Start of Records for this exercise

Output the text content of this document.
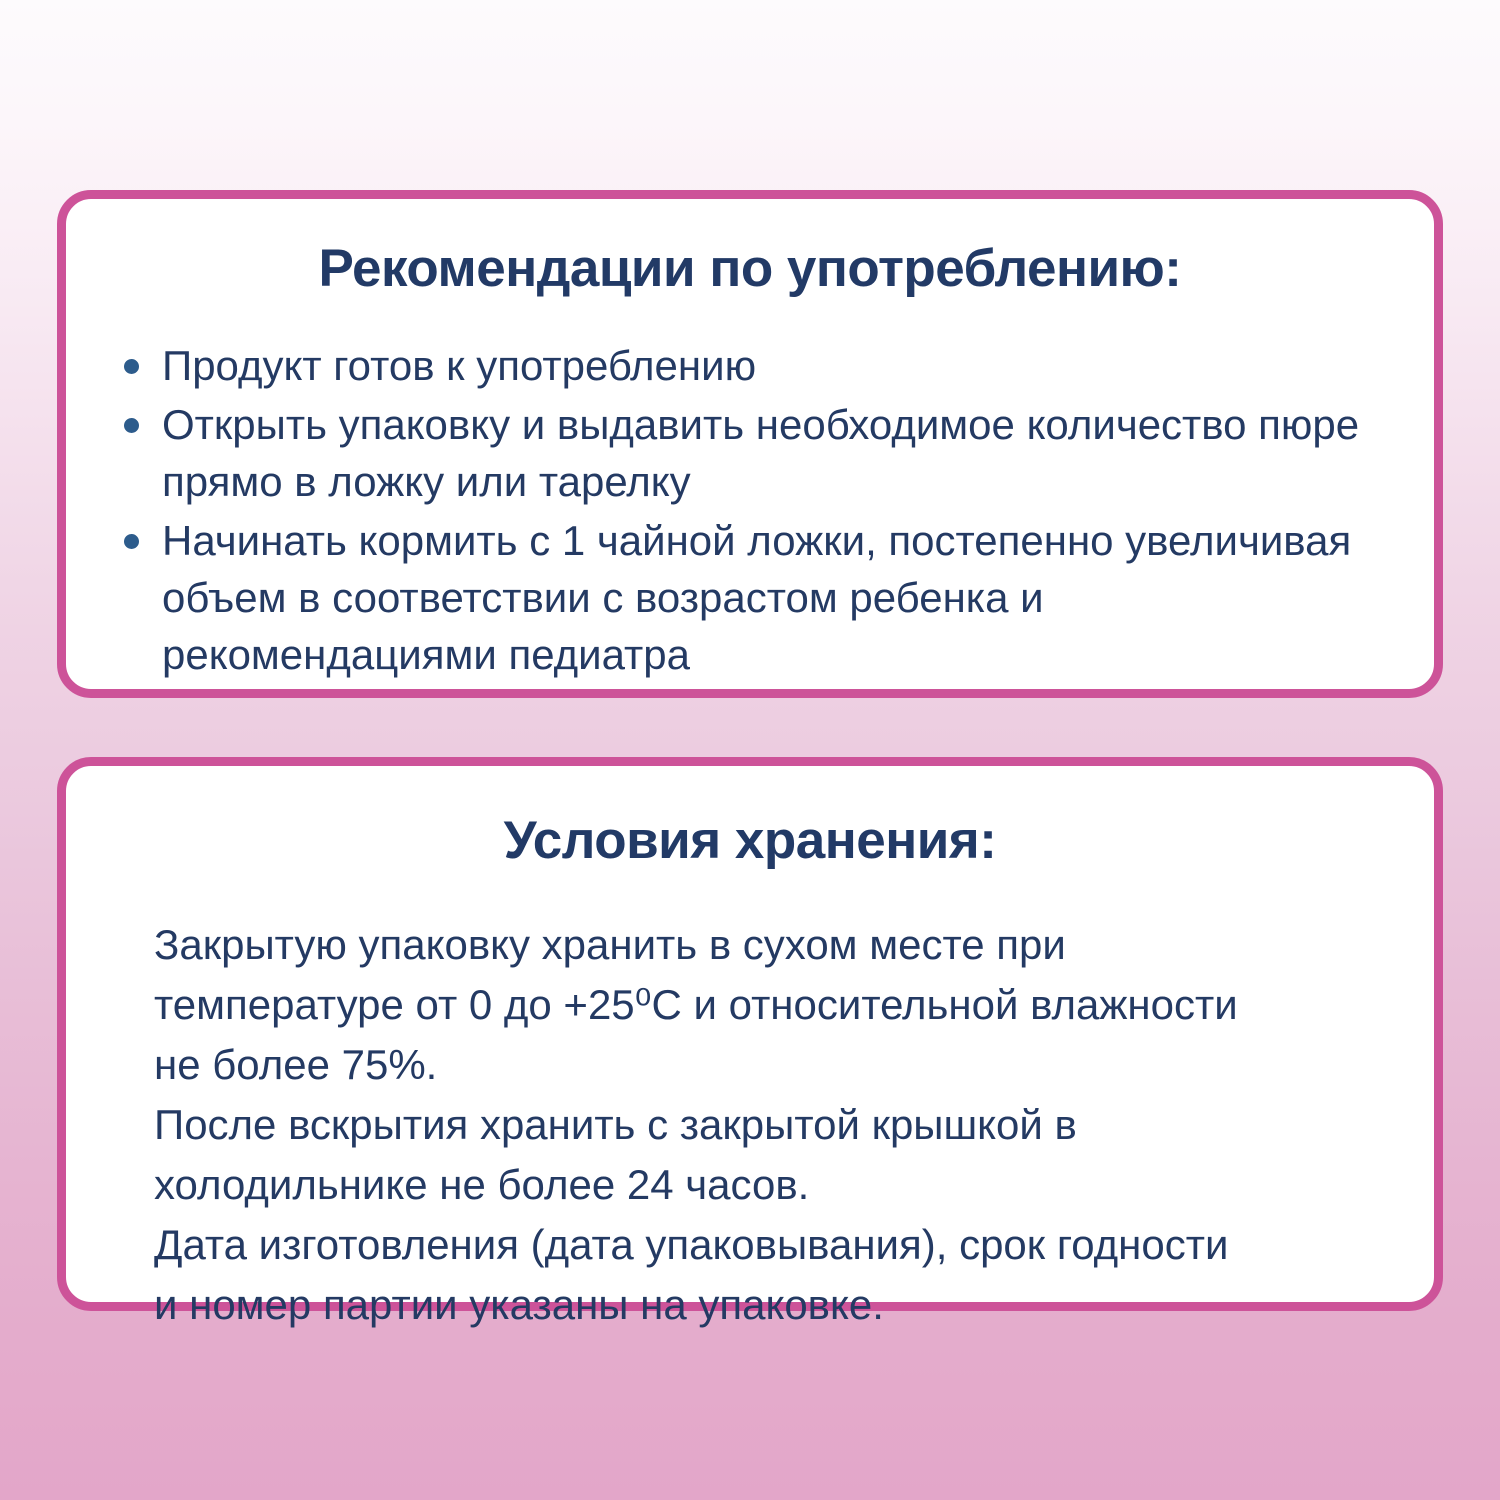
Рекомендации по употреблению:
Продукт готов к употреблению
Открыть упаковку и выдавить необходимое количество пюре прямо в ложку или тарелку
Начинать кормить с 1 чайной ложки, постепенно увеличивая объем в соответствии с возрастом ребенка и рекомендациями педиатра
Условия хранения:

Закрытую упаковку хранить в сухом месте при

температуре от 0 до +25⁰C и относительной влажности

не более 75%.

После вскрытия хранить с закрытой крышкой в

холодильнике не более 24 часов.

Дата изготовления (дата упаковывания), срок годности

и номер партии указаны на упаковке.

End of Records for this exercise

• [Task prompt]: Give every record again exactly, apart from the pictures, which stay out.

• [Answer to the task]:
Output the text content of this document.
Рекомендации по употреблению:
Продукт готов к употреблению
Открыть упаковку и выдавить необходимое количество пюре прямо в ложку или тарелку
Начинать кормить с 1 чайной ложки, постепенно увеличивая объем в соответствии с возрастом ребенка и рекомендациями педиатра
Условия хранения:

Закрытую упаковку хранить в сухом месте при

температуре от 0 до +25⁰C и относительной влажности

не более 75%.

После вскрытия хранить с закрытой крышкой в

холодильнике не более 24 часов.

Дата изготовления (дата упаковывания), срок годности

и номер партии указаны на упаковке.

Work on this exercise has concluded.